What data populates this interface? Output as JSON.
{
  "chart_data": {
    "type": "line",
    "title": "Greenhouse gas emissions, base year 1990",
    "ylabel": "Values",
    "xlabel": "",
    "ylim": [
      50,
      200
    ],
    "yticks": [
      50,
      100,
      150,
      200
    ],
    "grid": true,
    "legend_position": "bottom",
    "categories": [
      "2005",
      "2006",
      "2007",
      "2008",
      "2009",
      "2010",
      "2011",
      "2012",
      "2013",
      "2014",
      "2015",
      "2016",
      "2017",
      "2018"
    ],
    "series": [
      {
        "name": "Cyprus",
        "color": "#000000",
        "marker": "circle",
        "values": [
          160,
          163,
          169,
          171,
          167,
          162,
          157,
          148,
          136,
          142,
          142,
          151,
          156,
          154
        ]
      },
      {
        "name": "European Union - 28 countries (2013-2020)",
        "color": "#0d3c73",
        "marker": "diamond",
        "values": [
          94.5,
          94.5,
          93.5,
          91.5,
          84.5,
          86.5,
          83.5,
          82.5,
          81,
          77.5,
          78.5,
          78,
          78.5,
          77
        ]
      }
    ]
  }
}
○ ○ ○ ○
## Aim of the exercise
Output the entries exactly.

## Answer below
What data populates this interface? Output as JSON.
{
  "chart_data": {
    "type": "line",
    "title": "Greenhouse gas emissions, base year 1990",
    "ylabel": "Values",
    "xlabel": "",
    "ylim": [
      50,
      200
    ],
    "yticks": [
      50,
      100,
      150,
      200
    ],
    "grid": true,
    "legend_position": "bottom",
    "categories": [
      "2005",
      "2006",
      "2007",
      "2008",
      "2009",
      "2010",
      "2011",
      "2012",
      "2013",
      "2014",
      "2015",
      "2016",
      "2017",
      "2018"
    ],
    "series": [
      {
        "name": "Cyprus",
        "color": "#000000",
        "marker": "circle",
        "values": [
          160,
          163,
          169,
          171,
          167,
          162,
          157,
          148,
          136,
          142,
          142,
          151,
          156,
          154
        ]
      },
      {
        "name": "European Union - 28 countries (2013-2020)",
        "color": "#0d3c73",
        "marker": "diamond",
        "values": [
          94.5,
          94.5,
          93.5,
          91.5,
          84.5,
          86.5,
          83.5,
          82.5,
          81,
          77.5,
          78.5,
          78,
          78.5,
          77
        ]
      }
    ]
  }
}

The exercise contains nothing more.